
    Lastly, IRA investing is done with a long investment horizon. Confer with your IRA custodian about your options for the property held in the IRA. Since you are already 50, your investment horizon may not be long enough to realize any significant appreciation from undeveloped land. If the property is not generating income and appreciation is stagnant, it doesn't make much sense to hold a marginal asset in your IRA that is not increasing your retirement nest egg. Talk with your IRA custodian about selling the land then invest in assets that will generate income as well as appreciate.

  • TallCotton1st January, 2005

    Hi Kid,

    Thanks for the input. I guess I didn't make myself clear in my first post. Allow me to try to clear things up a little.

    All of the raw land is purchased without loans. I merely own a percentage of each piece of land. So, I am responsible for my share of the property taxes, and this year it will be a sizable bit of money. Because of the unusual nature of the Las vegas market raw land has incresed in value A LOT in the last several years. It has been a real good investment.

    As I am only one of many owners of any particular piece of land, I can choose to be involved in any given purchase, but I only have a vote in the details of the selling.

    We all pay a fee to one individual who has his finger on the pulse, so to speak, of progress in this valley. He sets up the deals. He gets paid for what he knows. He makes me money.

    His pool of investors is getting older and he has recently been looking for income producing forms of RE investments so he can provide a steady retirement income for his investors. He has aproached me with one of these income producing investments. I don't know the details at this time, but I am assuming it would be something like this: A group of people would be purchasing outright, without a loan, a small strip mall or something. we would take, at his estimate 8 to 10% return per year paid monthly while holding this property as, I think, joint tenants.

    Now, it's possible that I could create an income stream from the one property inside the SDIRA, for sure, and possibly from the property that is due to sell in March. If I could just get that money out of the SDIRA so I could live on it, it would be great.

◆ Task instructions:
- a) In the forum post, what return per year does the organizer estimate for the income-producing property, and how often would it be paid?
- b) Reproduce everything in the forum post from "His pool of" down to "would be great.", changing "strip mall" to "office building".

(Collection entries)

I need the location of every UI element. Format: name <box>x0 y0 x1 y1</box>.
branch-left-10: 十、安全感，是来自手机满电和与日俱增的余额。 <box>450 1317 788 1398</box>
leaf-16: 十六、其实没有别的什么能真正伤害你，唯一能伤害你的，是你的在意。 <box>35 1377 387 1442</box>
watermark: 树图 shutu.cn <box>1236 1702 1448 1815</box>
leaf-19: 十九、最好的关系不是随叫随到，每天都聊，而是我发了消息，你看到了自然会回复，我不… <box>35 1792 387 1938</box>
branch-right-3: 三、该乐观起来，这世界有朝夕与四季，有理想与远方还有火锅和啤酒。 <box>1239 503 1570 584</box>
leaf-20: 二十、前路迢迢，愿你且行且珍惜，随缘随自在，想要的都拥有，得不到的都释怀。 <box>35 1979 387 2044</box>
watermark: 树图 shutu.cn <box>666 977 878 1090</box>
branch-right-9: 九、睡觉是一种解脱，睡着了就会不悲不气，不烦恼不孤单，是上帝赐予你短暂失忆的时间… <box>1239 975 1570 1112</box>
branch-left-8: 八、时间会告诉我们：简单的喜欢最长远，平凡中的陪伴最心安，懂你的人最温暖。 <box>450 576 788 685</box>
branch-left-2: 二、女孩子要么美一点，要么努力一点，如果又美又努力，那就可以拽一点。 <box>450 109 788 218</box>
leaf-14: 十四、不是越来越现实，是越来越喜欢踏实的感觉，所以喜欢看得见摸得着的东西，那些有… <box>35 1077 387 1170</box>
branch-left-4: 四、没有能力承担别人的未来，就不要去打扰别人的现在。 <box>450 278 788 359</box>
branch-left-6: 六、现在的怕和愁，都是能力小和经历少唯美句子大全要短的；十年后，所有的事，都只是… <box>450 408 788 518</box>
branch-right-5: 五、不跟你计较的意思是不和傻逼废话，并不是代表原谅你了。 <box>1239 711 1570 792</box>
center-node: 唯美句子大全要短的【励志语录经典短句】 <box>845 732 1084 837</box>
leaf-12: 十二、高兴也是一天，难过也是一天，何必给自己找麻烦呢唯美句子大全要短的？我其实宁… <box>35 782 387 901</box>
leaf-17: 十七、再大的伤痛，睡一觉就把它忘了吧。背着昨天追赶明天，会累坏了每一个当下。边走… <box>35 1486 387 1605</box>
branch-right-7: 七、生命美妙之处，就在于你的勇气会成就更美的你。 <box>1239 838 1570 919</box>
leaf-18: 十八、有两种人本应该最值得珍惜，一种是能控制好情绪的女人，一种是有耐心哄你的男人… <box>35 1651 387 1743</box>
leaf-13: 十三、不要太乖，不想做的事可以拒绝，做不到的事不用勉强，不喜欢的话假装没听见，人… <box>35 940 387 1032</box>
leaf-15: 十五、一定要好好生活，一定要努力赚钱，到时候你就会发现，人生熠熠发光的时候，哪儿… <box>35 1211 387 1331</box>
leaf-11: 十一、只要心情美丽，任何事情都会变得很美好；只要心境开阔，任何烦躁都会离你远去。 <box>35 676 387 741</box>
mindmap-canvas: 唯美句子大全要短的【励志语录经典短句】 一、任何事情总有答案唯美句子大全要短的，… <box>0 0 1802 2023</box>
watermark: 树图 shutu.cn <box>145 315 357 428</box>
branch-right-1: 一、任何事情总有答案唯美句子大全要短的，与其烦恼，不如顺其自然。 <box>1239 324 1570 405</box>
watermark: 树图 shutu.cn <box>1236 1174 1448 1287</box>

◆ Answer section:
- a) He estimates an 8 to 10% return per year, paid monthly.

- b)
His pool of investors is getting older and he has recently been looking for income producing forms of RE investments so he can provide a steady retirement income for his investors. He has aproached me with one of these income producing investments. I don't know the details at this time, but I am assuming it would be something like this: A group of people would be purchasing outright, without a loan, a small office building or something. we would take, at his estimate 8 to 10% return per year paid monthly while holding this property as, I think, joint tenants.

    Now, it's possible that I could create an income stream from the one property inside the SDIRA, for sure, and possibly from the property that is due to sell in March. If I could just get that money out of the SDIRA so I could live on it, it would be great.